*Dataset rows about figures*.
===============
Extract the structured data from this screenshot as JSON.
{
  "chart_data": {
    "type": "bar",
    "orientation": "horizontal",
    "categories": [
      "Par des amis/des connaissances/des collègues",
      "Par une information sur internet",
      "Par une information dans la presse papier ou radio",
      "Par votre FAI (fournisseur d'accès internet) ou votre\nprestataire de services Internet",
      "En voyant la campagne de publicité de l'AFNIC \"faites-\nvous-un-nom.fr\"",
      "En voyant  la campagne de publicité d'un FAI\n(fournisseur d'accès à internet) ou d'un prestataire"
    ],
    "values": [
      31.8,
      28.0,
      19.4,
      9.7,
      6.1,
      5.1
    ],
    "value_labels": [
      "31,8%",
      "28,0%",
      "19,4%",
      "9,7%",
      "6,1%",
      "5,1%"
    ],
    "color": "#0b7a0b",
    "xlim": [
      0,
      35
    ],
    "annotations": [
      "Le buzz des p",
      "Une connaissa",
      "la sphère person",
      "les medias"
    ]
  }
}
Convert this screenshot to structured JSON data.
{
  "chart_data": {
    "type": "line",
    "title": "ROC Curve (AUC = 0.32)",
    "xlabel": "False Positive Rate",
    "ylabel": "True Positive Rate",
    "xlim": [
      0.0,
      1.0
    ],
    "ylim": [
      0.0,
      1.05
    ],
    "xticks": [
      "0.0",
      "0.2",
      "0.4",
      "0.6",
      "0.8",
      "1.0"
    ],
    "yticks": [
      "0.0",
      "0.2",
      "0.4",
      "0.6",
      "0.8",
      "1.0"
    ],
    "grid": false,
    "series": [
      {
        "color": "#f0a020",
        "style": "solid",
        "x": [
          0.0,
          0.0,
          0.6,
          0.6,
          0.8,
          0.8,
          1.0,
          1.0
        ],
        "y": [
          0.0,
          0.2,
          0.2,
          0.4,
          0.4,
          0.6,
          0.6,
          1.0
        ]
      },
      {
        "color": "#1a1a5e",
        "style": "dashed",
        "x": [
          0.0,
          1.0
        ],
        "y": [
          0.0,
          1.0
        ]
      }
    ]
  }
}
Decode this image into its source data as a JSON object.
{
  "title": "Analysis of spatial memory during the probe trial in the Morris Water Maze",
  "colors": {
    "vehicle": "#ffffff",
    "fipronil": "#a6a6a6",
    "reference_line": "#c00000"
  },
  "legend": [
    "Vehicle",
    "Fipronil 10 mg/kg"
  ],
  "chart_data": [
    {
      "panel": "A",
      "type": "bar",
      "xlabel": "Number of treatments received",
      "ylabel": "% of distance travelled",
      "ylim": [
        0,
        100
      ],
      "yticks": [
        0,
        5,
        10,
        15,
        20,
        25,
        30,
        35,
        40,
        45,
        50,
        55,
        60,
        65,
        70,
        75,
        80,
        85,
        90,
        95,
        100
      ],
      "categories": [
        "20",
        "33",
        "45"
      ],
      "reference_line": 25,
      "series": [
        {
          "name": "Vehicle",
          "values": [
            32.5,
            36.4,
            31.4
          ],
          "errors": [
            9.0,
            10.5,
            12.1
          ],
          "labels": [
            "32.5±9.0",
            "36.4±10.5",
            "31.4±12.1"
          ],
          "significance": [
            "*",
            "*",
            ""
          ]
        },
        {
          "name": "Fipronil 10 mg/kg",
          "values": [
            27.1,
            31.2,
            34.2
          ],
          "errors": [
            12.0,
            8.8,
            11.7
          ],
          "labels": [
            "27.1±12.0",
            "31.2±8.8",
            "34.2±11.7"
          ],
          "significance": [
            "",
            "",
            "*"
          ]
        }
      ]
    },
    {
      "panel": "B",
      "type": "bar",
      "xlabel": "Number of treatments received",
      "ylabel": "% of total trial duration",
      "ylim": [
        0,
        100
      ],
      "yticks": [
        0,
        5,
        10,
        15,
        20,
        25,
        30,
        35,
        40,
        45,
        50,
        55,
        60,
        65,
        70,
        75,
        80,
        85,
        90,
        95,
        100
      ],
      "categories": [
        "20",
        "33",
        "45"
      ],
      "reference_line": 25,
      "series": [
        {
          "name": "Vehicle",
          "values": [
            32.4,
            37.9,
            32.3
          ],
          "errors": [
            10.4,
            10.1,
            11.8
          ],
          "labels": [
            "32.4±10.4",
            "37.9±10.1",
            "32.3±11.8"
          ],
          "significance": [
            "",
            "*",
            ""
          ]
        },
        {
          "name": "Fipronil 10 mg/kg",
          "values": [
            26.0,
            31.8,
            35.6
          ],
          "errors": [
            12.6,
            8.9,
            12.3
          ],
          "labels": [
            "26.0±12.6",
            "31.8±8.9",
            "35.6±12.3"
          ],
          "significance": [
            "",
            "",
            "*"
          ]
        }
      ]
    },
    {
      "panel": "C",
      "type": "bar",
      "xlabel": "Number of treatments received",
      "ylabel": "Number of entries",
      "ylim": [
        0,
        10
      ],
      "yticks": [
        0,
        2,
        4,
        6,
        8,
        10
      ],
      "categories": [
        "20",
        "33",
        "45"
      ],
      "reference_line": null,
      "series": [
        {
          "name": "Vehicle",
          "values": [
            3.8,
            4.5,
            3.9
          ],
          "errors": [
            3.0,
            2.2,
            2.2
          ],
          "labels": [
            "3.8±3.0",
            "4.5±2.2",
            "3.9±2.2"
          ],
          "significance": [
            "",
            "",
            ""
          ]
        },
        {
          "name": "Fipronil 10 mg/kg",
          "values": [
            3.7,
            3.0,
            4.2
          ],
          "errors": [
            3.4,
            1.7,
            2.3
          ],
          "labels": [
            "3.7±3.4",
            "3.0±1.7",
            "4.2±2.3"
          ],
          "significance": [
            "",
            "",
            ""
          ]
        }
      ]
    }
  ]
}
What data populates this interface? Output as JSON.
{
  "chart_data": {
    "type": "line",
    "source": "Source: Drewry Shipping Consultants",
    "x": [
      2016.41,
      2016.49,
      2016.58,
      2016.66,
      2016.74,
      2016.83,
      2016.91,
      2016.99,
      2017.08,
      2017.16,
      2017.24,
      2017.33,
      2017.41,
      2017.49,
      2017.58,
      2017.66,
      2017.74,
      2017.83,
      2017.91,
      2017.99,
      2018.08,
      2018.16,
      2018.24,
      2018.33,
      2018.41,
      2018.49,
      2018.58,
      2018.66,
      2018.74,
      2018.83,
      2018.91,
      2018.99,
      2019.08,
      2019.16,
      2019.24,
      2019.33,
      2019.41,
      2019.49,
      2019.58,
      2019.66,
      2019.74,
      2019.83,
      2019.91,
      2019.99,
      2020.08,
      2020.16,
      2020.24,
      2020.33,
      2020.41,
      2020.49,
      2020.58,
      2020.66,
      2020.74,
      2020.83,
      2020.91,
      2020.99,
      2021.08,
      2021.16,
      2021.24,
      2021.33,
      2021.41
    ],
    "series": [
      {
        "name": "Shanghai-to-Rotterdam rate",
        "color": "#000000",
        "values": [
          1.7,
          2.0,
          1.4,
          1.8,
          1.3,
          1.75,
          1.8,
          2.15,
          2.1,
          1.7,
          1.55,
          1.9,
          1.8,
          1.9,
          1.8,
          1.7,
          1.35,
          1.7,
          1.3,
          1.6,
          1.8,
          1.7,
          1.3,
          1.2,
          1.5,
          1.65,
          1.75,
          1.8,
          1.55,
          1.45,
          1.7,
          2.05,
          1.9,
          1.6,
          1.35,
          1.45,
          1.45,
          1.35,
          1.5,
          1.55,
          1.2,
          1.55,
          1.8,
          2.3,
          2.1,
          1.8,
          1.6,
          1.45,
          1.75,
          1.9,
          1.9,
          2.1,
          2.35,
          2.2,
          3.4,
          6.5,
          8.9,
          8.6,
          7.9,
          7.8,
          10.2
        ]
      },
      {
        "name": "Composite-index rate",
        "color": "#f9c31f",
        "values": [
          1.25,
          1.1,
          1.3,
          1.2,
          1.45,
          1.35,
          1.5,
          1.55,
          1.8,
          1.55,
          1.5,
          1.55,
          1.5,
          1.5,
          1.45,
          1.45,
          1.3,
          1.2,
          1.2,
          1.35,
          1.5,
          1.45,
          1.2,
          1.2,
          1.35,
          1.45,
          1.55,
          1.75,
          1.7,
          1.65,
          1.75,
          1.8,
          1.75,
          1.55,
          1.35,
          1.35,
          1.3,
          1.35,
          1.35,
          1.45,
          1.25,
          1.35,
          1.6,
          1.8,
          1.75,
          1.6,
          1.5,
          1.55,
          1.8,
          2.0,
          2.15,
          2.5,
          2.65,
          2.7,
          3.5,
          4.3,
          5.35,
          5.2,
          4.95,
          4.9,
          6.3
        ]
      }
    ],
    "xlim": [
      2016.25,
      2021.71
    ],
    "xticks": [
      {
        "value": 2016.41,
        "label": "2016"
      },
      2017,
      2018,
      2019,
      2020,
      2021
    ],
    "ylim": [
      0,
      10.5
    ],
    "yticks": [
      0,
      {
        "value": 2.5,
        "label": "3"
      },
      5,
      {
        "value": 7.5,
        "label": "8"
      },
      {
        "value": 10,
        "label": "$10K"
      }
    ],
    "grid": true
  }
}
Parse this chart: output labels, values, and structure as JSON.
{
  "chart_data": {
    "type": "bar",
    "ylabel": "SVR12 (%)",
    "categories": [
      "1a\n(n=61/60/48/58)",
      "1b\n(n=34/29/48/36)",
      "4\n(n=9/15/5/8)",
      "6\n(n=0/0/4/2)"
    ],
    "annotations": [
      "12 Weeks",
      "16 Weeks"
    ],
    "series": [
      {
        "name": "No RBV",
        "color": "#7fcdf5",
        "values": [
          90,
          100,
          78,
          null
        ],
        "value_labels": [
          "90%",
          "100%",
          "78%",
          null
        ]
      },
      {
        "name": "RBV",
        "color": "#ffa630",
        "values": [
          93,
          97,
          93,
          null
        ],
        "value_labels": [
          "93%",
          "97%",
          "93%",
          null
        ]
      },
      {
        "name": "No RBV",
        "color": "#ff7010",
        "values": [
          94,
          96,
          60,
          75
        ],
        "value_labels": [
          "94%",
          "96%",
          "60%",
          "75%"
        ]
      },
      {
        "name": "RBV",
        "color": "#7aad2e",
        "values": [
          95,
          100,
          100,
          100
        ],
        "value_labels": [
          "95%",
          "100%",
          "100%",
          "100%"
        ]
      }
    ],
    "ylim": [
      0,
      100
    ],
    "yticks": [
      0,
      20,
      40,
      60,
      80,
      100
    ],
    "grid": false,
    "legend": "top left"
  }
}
===============
*TASK STATEMENT*.
Begin with the line containing "Parse this chart: output" and repeat each line exactly until the records above end.

*OUTPUT OF THE TASK*.
Parse this chart: output labels, values, and structure as JSON.
{
  "chart_data": {
    "type": "bar",
    "ylabel": "SVR12 (%)",
    "categories": [
      "1a\n(n=61/60/48/58)",
      "1b\n(n=34/29/48/36)",
      "4\n(n=9/15/5/8)",
      "6\n(n=0/0/4/2)"
    ],
    "annotations": [
      "12 Weeks",
      "16 Weeks"
    ],
    "series": [
      {
        "name": "No RBV",
        "color": "#7fcdf5",
        "values": [
          90,
          100,
          78,
          null
        ],
        "value_labels": [
          "90%",
          "100%",
          "78%",
          null
        ]
      },
      {
        "name": "RBV",
        "color": "#ffa630",
        "values": [
          93,
          97,
          93,
          null
        ],
        "value_labels": [
          "93%",
          "97%",
          "93%",
          null
        ]
      },
      {
        "name": "No RBV",
        "color": "#ff7010",
        "values": [
          94,
          96,
          60,
          75
        ],
        "value_labels": [
          "94%",
          "96%",
          "60%",
          "75%"
        ]
      },
      {
        "name": "RBV",
        "color": "#7aad2e",
        "values": [
          95,
          100,
          100,
          100
        ],
        "value_labels": [
          "95%",
          "100%",
          "100%",
          "100%"
        ]
      }
    ],
    "ylim": [
      0,
      100
    ],
    "yticks": [
      0,
      20,
      40,
      60,
      80,
      100
    ],
    "grid": false,
    "legend": "top left"
  }
}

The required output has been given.